Tasks to perform
**1)** How many specialized tools does the Tool Registry include, according to the architecture overview?
**2)** Please echo the architecture overview word for word, from the passage containing "Architecture Overview¶" through the one that ends with "research automation platform.".

Extracted text
◇ ◇ ◇ ◇

Architecture Overview¶
DeepCritical is built on a sophisticated architecture that combines multiple cutting-edge technologies to create a powerful research automation platform.
Core Architecture¶
graph TD
A[User Query] --> B[Hydra Config]
B --> C[Pydantic Graph]
C --> D[Agent Orchestrator]
D --> E[Flow Router]
E --> F[PRIME Flow]
E --> G[Bioinformatics Flow]
E --> H[DeepSearch Flow]
F --> I[Tool Registry]
G --> I
H --> I
I --> J[Results & Reports]
Key Components¶
1. Hydra Configuration Layer¶
Purpose: Flexible, composable configuration management
Key Features: - Hierarchical configuration composition - Command-line overrides - Environment variable interpolation - Configuration validation
Files: - configs/config.yaml
- Main configuration - configs/statemachines/flows/
- Flow-specific configs - configs/prompts/
- Agent prompt templates
2. Pydantic Graph Workflow Engine¶
Purpose: Stateful workflow execution with type safety
Key Features: - Type-safe state management - Graph-based workflow definition - Error handling and recovery - Execution history tracking
Core Classes: - ResearchState
- Main workflow state - BaseNode
- Workflow node base class - GraphRunContext
- Execution context
3. Agent Orchestrator¶
Purpose: Multi-agent coordination and execution
Key Features: - Specialized agents for different tasks - Pydantic AI integration - Tool registration and management - Context passing between agents
Agent Types: - ParserAgent
- Query parsing and analysis - PlannerAgent
- Workflow planning - ExecutorAgent
- Tool execution - EvaluatorAgent
- Result evaluation
4. Flow Router¶
Purpose: Dynamic flow selection and composition
Key Features: - Conditional flow activation - Flow composition based on requirements - Cross-flow state sharing - Flow-specific optimizations
Available Flows: - PRIME Flow: Protein engineering workflows - Bioinformatics Flow: Data fusion and reasoning - DeepSearch Flow: Web research automation - Challenge Flow: Experimental workflows
5. Tool Registry¶
Purpose: Extensible tool ecosystem
Key Features: - 65+ specialized tools across categories - Tool validation and testing - Mock implementations for development - Performance monitoring
Tool Categories: - Knowledge Query - Sequence Analysis - Structure Prediction - Molecular Docking - De Novo Design - Function Prediction
Data Flow¶
Query Processing¶
- Input: User provides research question
- Parsing: Query parsed for intent and requirements
- Planning: Workflow plan generated based on query type
- Routing: Appropriate flows selected and configured
- Execution: Tools executed with proper error handling
- Synthesis: Results combined into coherent output
State Management¶
@dataclass
class ResearchState:
"""Main workflow state"""

◇ ◇ ◇ ◇

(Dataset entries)
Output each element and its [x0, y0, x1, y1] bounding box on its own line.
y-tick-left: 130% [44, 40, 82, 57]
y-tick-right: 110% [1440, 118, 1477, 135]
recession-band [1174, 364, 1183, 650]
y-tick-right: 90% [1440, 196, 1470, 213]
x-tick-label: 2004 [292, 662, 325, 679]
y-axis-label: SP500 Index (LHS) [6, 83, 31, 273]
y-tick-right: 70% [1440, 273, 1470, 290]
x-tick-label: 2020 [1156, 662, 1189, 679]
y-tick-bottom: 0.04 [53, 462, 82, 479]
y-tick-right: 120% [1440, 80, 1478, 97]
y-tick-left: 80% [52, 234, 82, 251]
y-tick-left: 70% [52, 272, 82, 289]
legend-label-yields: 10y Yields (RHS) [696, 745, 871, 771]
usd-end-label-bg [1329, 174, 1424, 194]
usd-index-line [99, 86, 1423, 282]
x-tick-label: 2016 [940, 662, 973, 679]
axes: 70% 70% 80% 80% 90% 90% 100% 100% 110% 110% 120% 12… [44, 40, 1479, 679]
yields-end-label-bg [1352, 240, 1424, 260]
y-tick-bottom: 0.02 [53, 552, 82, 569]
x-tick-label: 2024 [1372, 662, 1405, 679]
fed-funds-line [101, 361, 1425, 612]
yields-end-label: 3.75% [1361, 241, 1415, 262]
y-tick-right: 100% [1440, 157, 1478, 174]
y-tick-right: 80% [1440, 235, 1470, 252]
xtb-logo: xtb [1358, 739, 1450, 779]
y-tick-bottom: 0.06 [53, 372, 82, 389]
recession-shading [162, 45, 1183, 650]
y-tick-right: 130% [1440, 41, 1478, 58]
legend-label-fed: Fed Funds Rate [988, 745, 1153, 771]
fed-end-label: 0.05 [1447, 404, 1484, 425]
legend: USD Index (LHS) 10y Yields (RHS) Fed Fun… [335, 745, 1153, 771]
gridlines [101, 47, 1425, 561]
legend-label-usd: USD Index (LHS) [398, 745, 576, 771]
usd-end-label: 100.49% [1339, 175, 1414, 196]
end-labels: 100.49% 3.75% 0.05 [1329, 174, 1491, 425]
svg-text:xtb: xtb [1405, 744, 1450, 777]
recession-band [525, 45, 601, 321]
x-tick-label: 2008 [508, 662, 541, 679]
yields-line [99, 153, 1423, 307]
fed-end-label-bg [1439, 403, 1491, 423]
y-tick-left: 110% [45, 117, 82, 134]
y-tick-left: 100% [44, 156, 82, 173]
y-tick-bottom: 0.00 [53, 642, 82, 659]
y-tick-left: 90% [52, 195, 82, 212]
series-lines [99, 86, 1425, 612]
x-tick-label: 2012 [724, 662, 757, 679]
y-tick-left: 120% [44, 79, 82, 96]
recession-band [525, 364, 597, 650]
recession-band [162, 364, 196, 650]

◇ ◇ ◇ ◇

List of solutions
**1)** 65+ specialized tools across categories.

**2)**
Architecture Overview¶
DeepCritical is built on a sophisticated architecture that combines multiple cutting-edge technologies to create a powerful research automation platform.